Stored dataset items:
━━━━━━

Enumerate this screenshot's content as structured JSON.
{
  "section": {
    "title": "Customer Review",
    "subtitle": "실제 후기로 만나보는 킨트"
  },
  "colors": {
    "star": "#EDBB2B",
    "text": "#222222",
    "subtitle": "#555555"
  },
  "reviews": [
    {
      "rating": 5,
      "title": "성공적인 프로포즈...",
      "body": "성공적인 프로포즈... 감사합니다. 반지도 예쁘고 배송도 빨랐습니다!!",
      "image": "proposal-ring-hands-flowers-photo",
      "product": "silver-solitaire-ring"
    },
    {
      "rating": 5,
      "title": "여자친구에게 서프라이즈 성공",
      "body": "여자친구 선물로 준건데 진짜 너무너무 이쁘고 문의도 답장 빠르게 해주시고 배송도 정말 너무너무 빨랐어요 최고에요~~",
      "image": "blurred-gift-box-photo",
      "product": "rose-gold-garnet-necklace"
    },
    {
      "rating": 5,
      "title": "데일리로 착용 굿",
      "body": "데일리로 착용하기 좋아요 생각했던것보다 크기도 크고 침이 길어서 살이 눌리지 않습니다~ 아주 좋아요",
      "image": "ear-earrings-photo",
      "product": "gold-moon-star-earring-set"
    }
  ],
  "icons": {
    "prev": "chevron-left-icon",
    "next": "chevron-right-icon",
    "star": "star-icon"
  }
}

━━━━━━

> Directive: How many of the lines above hold "gold"? Answer with only the number.

> The output: 2